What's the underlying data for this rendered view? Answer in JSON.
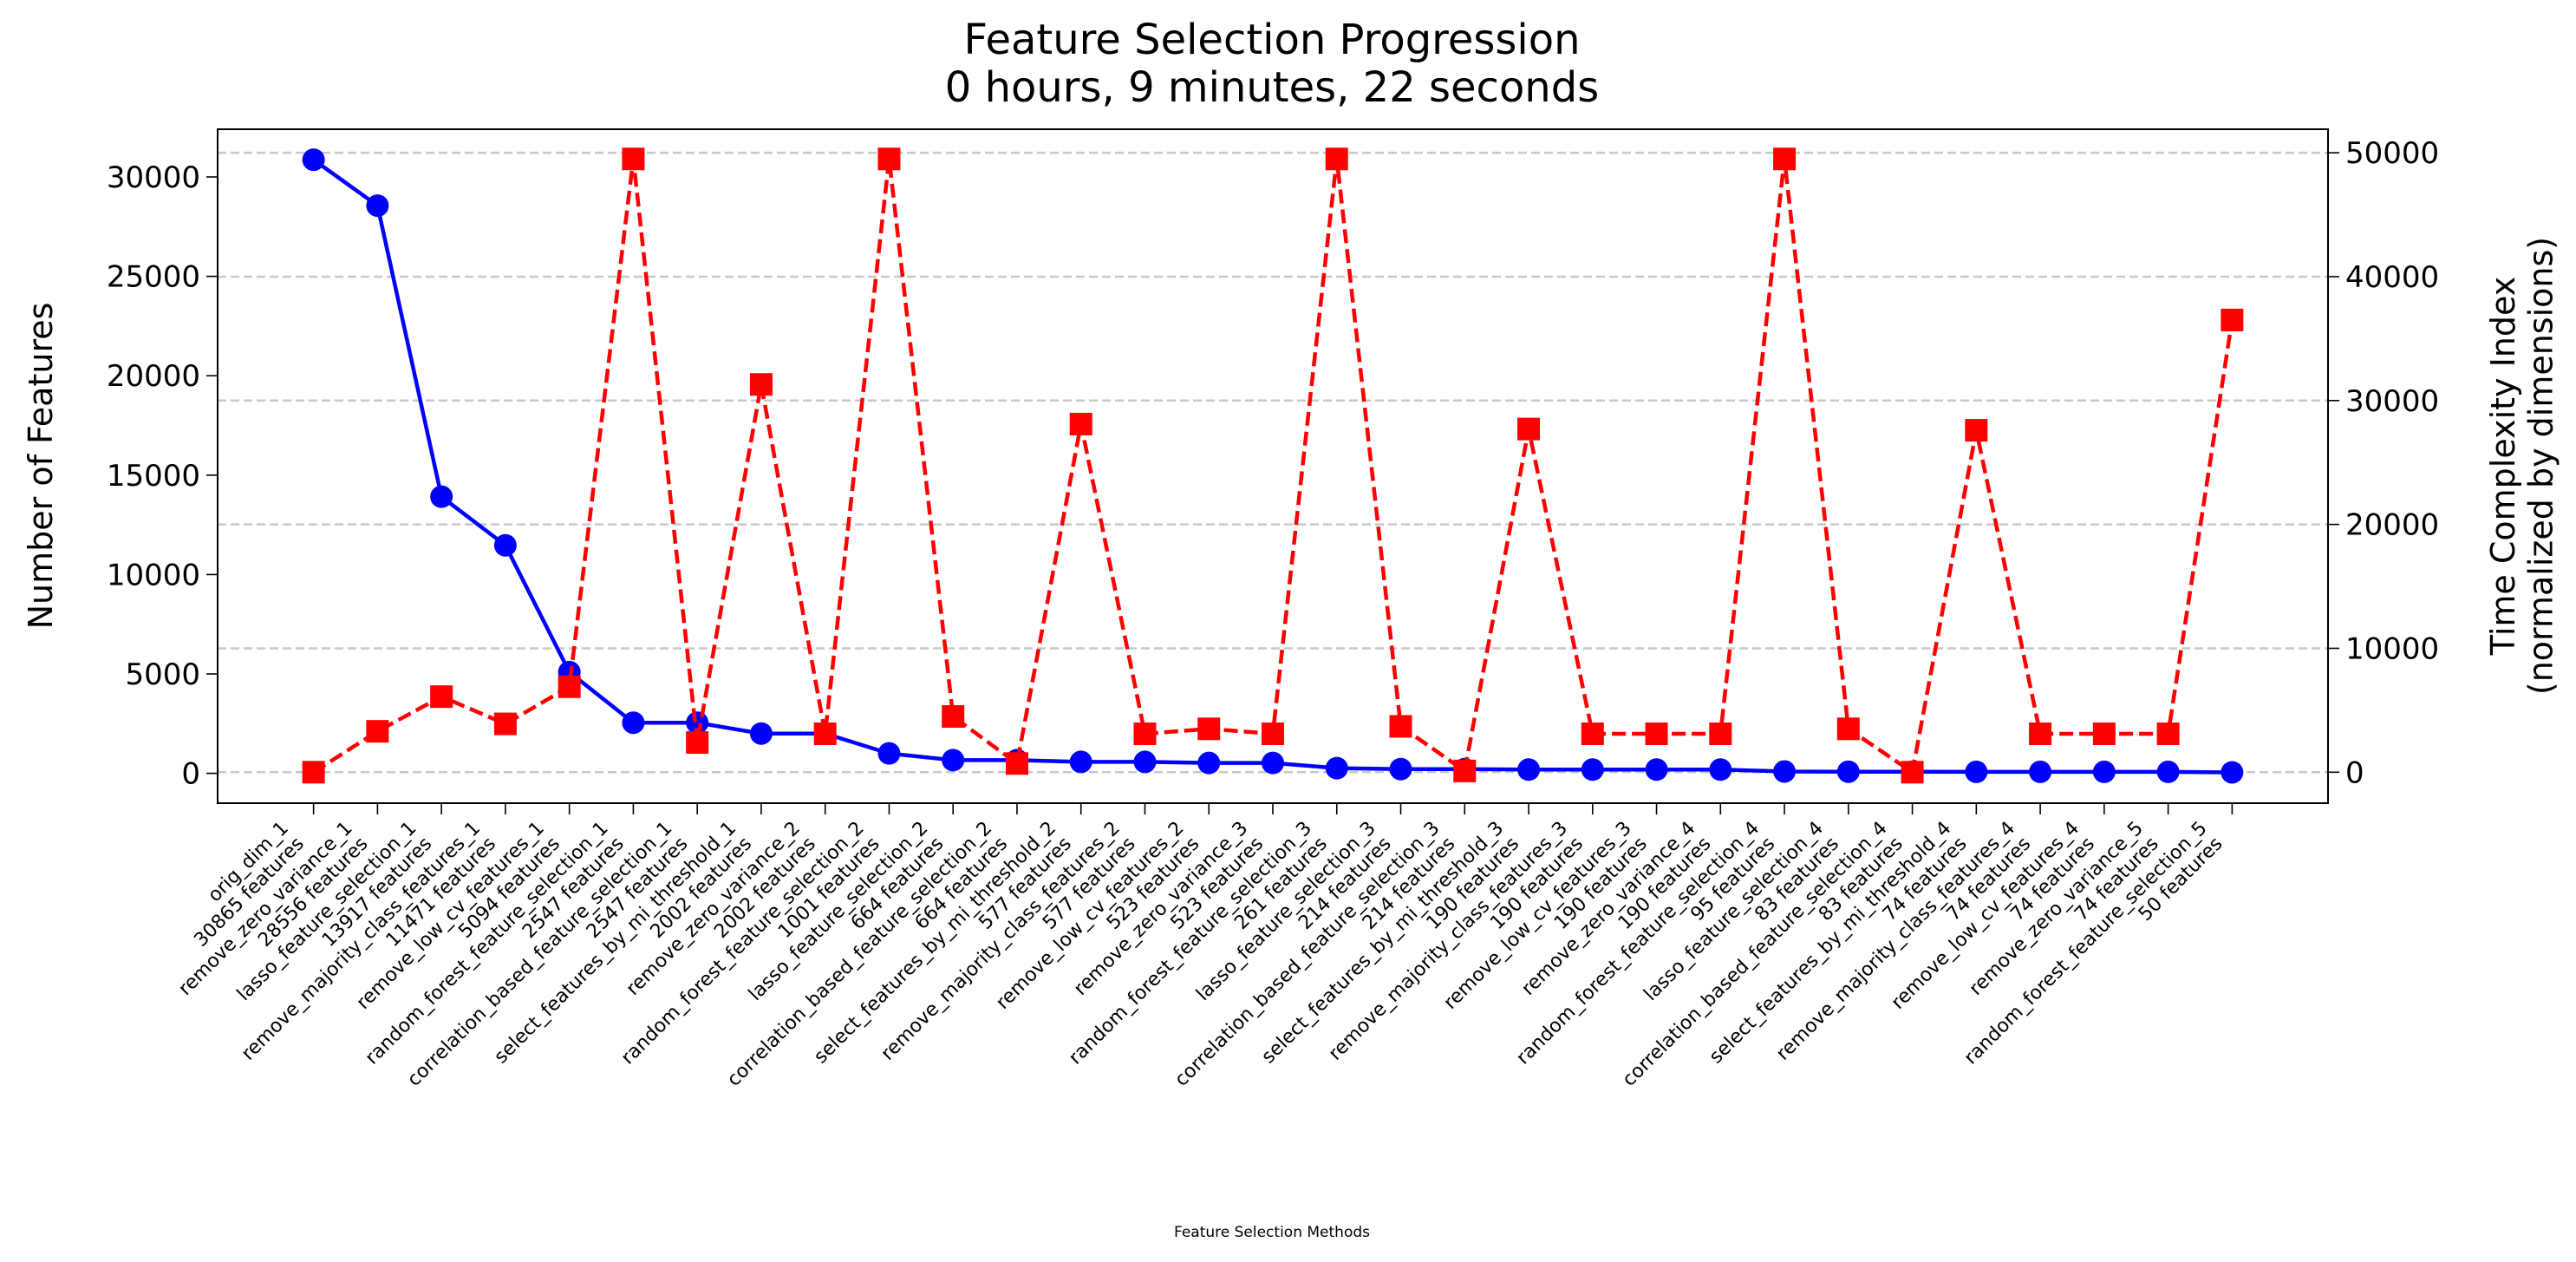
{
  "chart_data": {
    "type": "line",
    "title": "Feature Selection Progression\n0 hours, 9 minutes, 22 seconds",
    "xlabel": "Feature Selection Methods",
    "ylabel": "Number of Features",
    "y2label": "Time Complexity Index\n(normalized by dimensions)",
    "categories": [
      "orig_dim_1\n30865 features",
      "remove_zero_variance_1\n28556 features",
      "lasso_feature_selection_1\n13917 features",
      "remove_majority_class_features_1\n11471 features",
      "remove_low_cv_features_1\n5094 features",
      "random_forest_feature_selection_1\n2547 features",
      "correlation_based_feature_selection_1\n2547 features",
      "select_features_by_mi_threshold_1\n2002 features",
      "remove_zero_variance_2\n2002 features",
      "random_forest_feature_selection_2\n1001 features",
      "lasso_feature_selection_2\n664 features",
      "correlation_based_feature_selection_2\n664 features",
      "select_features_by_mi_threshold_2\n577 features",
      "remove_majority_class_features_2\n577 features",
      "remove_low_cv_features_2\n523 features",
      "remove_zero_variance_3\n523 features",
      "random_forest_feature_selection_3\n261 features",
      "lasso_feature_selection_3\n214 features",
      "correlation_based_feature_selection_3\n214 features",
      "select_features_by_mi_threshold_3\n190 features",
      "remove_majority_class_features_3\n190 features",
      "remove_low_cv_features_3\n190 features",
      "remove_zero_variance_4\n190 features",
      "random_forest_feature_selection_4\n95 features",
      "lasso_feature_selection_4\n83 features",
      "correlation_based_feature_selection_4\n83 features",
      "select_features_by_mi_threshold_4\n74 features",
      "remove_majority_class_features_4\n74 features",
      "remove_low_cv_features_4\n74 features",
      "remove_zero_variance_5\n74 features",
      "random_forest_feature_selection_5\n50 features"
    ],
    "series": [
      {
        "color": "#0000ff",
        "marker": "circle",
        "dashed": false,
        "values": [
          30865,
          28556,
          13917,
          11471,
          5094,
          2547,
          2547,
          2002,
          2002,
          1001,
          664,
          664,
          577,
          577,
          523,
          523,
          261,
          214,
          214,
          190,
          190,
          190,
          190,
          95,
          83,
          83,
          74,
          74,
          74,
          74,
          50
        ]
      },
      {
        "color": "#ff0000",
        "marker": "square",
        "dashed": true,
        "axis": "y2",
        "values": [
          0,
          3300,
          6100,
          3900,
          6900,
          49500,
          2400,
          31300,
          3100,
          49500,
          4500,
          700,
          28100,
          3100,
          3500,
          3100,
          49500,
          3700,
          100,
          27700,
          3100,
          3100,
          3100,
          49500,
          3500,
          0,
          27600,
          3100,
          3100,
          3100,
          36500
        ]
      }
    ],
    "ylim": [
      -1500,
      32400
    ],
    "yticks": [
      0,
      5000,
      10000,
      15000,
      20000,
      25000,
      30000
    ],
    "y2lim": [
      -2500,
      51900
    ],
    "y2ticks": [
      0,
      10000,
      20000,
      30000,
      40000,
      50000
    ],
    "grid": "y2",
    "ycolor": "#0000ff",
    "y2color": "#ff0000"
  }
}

* [TASK GOAL]:
Return all the entries word for word, but omit any pictures they contain.

* [SOLUTION TO THIS PROBLEM]:
What's the underlying data for this rendered view? Answer in JSON.
{
  "chart_data": {
    "type": "line",
    "title": "Feature Selection Progression\n0 hours, 9 minutes, 22 seconds",
    "xlabel": "Feature Selection Methods",
    "ylabel": "Number of Features",
    "y2label": "Time Complexity Index\n(normalized by dimensions)",
    "categories": [
      "orig_dim_1\n30865 features",
      "remove_zero_variance_1\n28556 features",
      "lasso_feature_selection_1\n13917 features",
      "remove_majority_class_features_1\n11471 features",
      "remove_low_cv_features_1\n5094 features",
      "random_forest_feature_selection_1\n2547 features",
      "correlation_based_feature_selection_1\n2547 features",
      "select_features_by_mi_threshold_1\n2002 features",
      "remove_zero_variance_2\n2002 features",
      "random_forest_feature_selection_2\n1001 features",
      "lasso_feature_selection_2\n664 features",
      "correlation_based_feature_selection_2\n664 features",
      "select_features_by_mi_threshold_2\n577 features",
      "remove_majority_class_features_2\n577 features",
      "remove_low_cv_features_2\n523 features",
      "remove_zero_variance_3\n523 features",
      "random_forest_feature_selection_3\n261 features",
      "lasso_feature_selection_3\n214 features",
      "correlation_based_feature_selection_3\n214 features",
      "select_features_by_mi_threshold_3\n190 features",
      "remove_majority_class_features_3\n190 features",
      "remove_low_cv_features_3\n190 features",
      "remove_zero_variance_4\n190 features",
      "random_forest_feature_selection_4\n95 features",
      "lasso_feature_selection_4\n83 features",
      "correlation_based_feature_selection_4\n83 features",
      "select_features_by_mi_threshold_4\n74 features",
      "remove_majority_class_features_4\n74 features",
      "remove_low_cv_features_4\n74 features",
      "remove_zero_variance_5\n74 features",
      "random_forest_feature_selection_5\n50 features"
    ],
    "series": [
      {
        "color": "#0000ff",
        "marker": "circle",
        "dashed": false,
        "values": [
          30865,
          28556,
          13917,
          11471,
          5094,
          2547,
          2547,
          2002,
          2002,
          1001,
          664,
          664,
          577,
          577,
          523,
          523,
          261,
          214,
          214,
          190,
          190,
          190,
          190,
          95,
          83,
          83,
          74,
          74,
          74,
          74,
          50
        ]
      },
      {
        "color": "#ff0000",
        "marker": "square",
        "dashed": true,
        "axis": "y2",
        "values": [
          0,
          3300,
          6100,
          3900,
          6900,
          49500,
          2400,
          31300,
          3100,
          49500,
          4500,
          700,
          28100,
          3100,
          3500,
          3100,
          49500,
          3700,
          100,
          27700,
          3100,
          3100,
          3100,
          49500,
          3500,
          0,
          27600,
          3100,
          3100,
          3100,
          36500
        ]
      }
    ],
    "ylim": [
      -1500,
      32400
    ],
    "yticks": [
      0,
      5000,
      10000,
      15000,
      20000,
      25000,
      30000
    ],
    "y2lim": [
      -2500,
      51900
    ],
    "y2ticks": [
      0,
      10000,
      20000,
      30000,
      40000,
      50000
    ],
    "grid": "y2",
    "ycolor": "#0000ff",
    "y2color": "#ff0000"
  }
}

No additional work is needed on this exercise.